WHAT YOU HAVE TO DO:
From the listing below, extract each entry exactly as written, minus the images.

[Stored items]
....................

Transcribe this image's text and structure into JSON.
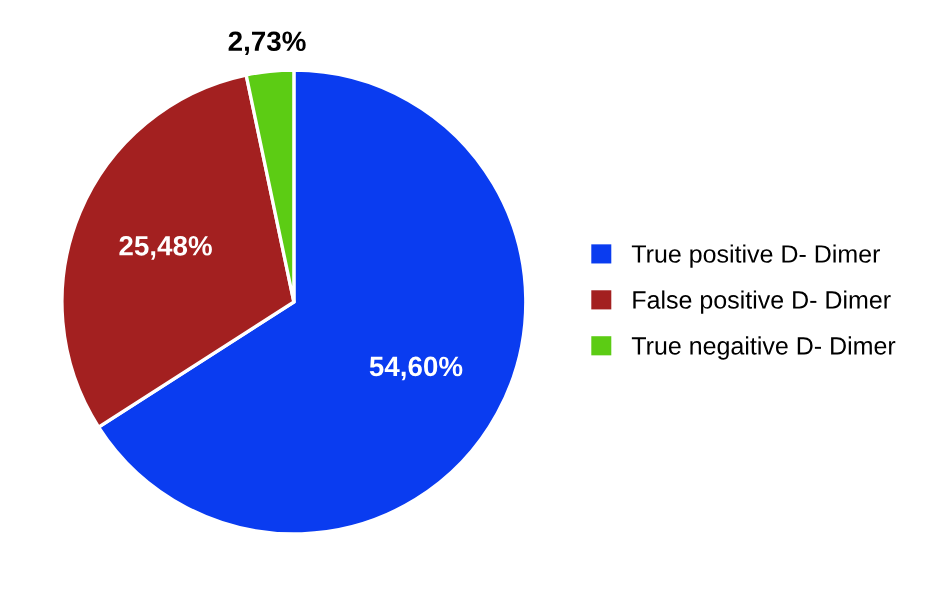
{
  "chart_data": {
    "type": "pie",
    "categories": [
      "True positive D- Dimer",
      "False positive D- Dimer",
      "True negaitive D- Dimer"
    ],
    "values": [
      54.6,
      25.48,
      2.73
    ],
    "colors": [
      "#0a3cf0",
      "#a32020",
      "#5ccc14"
    ],
    "value_labels": [
      "54,60%",
      "25,48%",
      "2,73%"
    ],
    "legend": "right"
  }
}
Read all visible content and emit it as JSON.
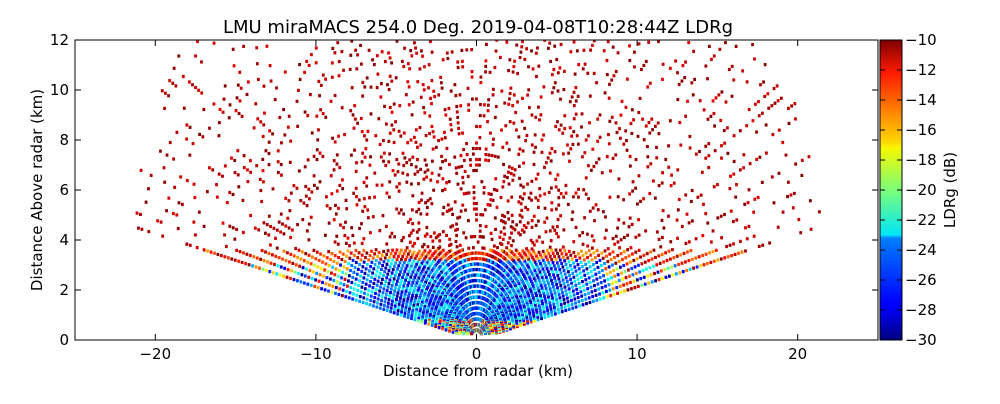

....................

SOLUTION TO THE EXERCISE:
Transcribe this image's text and structure into JSON.
{
  "chart_data": {
    "type": "pie",
    "categories": [
      "True positive D- Dimer",
      "False positive D- Dimer",
      "True negaitive D- Dimer"
    ],
    "values": [
      54.6,
      25.48,
      2.73
    ],
    "colors": [
      "#0a3cf0",
      "#a32020",
      "#5ccc14"
    ],
    "value_labels": [
      "54,60%",
      "25,48%",
      "2,73%"
    ],
    "legend": "right"
  }
}
Read all visible content and emit it as JSON.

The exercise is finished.